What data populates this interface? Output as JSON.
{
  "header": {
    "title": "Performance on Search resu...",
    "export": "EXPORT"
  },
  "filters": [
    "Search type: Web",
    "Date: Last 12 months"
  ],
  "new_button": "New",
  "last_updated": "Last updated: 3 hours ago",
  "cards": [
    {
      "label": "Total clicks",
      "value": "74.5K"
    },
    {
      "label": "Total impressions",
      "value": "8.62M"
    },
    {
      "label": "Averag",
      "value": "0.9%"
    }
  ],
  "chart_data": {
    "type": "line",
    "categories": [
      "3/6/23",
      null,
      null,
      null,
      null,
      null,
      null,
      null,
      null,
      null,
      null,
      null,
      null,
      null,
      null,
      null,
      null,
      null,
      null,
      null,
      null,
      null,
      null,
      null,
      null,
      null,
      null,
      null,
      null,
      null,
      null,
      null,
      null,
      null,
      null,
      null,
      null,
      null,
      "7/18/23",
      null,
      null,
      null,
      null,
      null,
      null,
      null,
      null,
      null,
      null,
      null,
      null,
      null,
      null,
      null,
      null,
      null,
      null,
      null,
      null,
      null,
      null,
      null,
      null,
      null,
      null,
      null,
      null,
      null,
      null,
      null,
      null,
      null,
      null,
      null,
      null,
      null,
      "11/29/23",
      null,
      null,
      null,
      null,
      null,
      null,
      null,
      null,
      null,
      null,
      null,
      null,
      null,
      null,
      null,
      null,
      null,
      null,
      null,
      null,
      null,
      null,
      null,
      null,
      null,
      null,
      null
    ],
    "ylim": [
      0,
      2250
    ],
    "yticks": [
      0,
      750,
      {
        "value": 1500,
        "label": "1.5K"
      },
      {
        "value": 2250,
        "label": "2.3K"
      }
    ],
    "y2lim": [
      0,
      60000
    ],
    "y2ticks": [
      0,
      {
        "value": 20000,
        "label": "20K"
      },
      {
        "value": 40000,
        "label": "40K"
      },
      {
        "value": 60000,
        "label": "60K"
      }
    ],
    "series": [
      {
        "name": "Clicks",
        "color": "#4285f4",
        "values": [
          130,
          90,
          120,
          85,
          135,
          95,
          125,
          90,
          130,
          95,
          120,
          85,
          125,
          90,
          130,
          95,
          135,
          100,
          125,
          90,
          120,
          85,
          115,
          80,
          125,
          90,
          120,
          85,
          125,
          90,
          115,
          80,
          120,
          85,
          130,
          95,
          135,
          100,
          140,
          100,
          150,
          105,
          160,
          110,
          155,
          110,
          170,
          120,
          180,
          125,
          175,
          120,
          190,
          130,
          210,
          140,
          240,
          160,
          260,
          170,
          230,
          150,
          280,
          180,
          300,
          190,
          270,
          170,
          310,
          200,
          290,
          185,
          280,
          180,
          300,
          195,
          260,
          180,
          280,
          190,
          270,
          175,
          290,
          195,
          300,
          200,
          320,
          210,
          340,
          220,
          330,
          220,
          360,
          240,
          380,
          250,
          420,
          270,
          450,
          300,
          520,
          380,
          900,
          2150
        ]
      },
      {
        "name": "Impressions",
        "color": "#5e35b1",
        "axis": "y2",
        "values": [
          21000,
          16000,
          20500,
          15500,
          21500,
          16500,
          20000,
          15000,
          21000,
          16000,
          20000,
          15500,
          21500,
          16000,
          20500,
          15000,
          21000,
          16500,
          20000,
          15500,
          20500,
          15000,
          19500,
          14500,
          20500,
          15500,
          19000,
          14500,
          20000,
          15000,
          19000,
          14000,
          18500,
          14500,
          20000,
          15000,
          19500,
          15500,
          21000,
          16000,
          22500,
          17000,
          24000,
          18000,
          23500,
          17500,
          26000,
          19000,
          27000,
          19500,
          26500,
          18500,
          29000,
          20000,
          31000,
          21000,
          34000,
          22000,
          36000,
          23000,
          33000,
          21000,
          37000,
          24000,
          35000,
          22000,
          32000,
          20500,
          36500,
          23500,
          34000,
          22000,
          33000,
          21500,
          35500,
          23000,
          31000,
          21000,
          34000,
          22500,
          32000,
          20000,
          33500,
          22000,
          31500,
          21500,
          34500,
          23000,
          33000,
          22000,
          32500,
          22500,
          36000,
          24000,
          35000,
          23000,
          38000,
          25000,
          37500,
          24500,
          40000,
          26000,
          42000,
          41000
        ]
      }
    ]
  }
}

◇ ◇ ◇ ◇ ◇

THE EXERCISE →
Copy out each record exactly as given, omitting none.

WORKED SOLUTION →
What data populates this interface? Output as JSON.
{
  "header": {
    "title": "Performance on Search resu...",
    "export": "EXPORT"
  },
  "filters": [
    "Search type: Web",
    "Date: Last 12 months"
  ],
  "new_button": "New",
  "last_updated": "Last updated: 3 hours ago",
  "cards": [
    {
      "label": "Total clicks",
      "value": "74.5K"
    },
    {
      "label": "Total impressions",
      "value": "8.62M"
    },
    {
      "label": "Averag",
      "value": "0.9%"
    }
  ],
  "chart_data": {
    "type": "line",
    "categories": [
      "3/6/23",
      null,
      null,
      null,
      null,
      null,
      null,
      null,
      null,
      null,
      null,
      null,
      null,
      null,
      null,
      null,
      null,
      null,
      null,
      null,
      null,
      null,
      null,
      null,
      null,
      null,
      null,
      null,
      null,
      null,
      null,
      null,
      null,
      null,
      null,
      null,
      null,
      null,
      "7/18/23",
      null,
      null,
      null,
      null,
      null,
      null,
      null,
      null,
      null,
      null,
      null,
      null,
      null,
      null,
      null,
      null,
      null,
      null,
      null,
      null,
      null,
      null,
      null,
      null,
      null,
      null,
      null,
      null,
      null,
      null,
      null,
      null,
      null,
      null,
      null,
      null,
      null,
      "11/29/23",
      null,
      null,
      null,
      null,
      null,
      null,
      null,
      null,
      null,
      null,
      null,
      null,
      null,
      null,
      null,
      null,
      null,
      null,
      null,
      null,
      null,
      null,
      null,
      null,
      null,
      null,
      null
    ],
    "ylim": [
      0,
      2250
    ],
    "yticks": [
      0,
      750,
      {
        "value": 1500,
        "label": "1.5K"
      },
      {
        "value": 2250,
        "label": "2.3K"
      }
    ],
    "y2lim": [
      0,
      60000
    ],
    "y2ticks": [
      0,
      {
        "value": 20000,
        "label": "20K"
      },
      {
        "value": 40000,
        "label": "40K"
      },
      {
        "value": 60000,
        "label": "60K"
      }
    ],
    "series": [
      {
        "name": "Clicks",
        "color": "#4285f4",
        "values": [
          130,
          90,
          120,
          85,
          135,
          95,
          125,
          90,
          130,
          95,
          120,
          85,
          125,
          90,
          130,
          95,
          135,
          100,
          125,
          90,
          120,
          85,
          115,
          80,
          125,
          90,
          120,
          85,
          125,
          90,
          115,
          80,
          120,
          85,
          130,
          95,
          135,
          100,
          140,
          100,
          150,
          105,
          160,
          110,
          155,
          110,
          170,
          120,
          180,
          125,
          175,
          120,
          190,
          130,
          210,
          140,
          240,
          160,
          260,
          170,
          230,
          150,
          280,
          180,
          300,
          190,
          270,
          170,
          310,
          200,
          290,
          185,
          280,
          180,
          300,
          195,
          260,
          180,
          280,
          190,
          270,
          175,
          290,
          195,
          300,
          200,
          320,
          210,
          340,
          220,
          330,
          220,
          360,
          240,
          380,
          250,
          420,
          270,
          450,
          300,
          520,
          380,
          900,
          2150
        ]
      },
      {
        "name": "Impressions",
        "color": "#5e35b1",
        "axis": "y2",
        "values": [
          21000,
          16000,
          20500,
          15500,
          21500,
          16500,
          20000,
          15000,
          21000,
          16000,
          20000,
          15500,
          21500,
          16000,
          20500,
          15000,
          21000,
          16500,
          20000,
          15500,
          20500,
          15000,
          19500,
          14500,
          20500,
          15500,
          19000,
          14500,
          20000,
          15000,
          19000,
          14000,
          18500,
          14500,
          20000,
          15000,
          19500,
          15500,
          21000,
          16000,
          22500,
          17000,
          24000,
          18000,
          23500,
          17500,
          26000,
          19000,
          27000,
          19500,
          26500,
          18500,
          29000,
          20000,
          31000,
          21000,
          34000,
          22000,
          36000,
          23000,
          33000,
          21000,
          37000,
          24000,
          35000,
          22000,
          32000,
          20500,
          36500,
          23500,
          34000,
          22000,
          33000,
          21500,
          35500,
          23000,
          31000,
          21000,
          34000,
          22500,
          32000,
          20000,
          33500,
          22000,
          31500,
          21500,
          34500,
          23000,
          33000,
          22000,
          32500,
          22500,
          36000,
          24000,
          35000,
          23000,
          38000,
          25000,
          37500,
          24500,
          40000,
          26000,
          42000,
          41000
        ]
      }
    ]
  }
}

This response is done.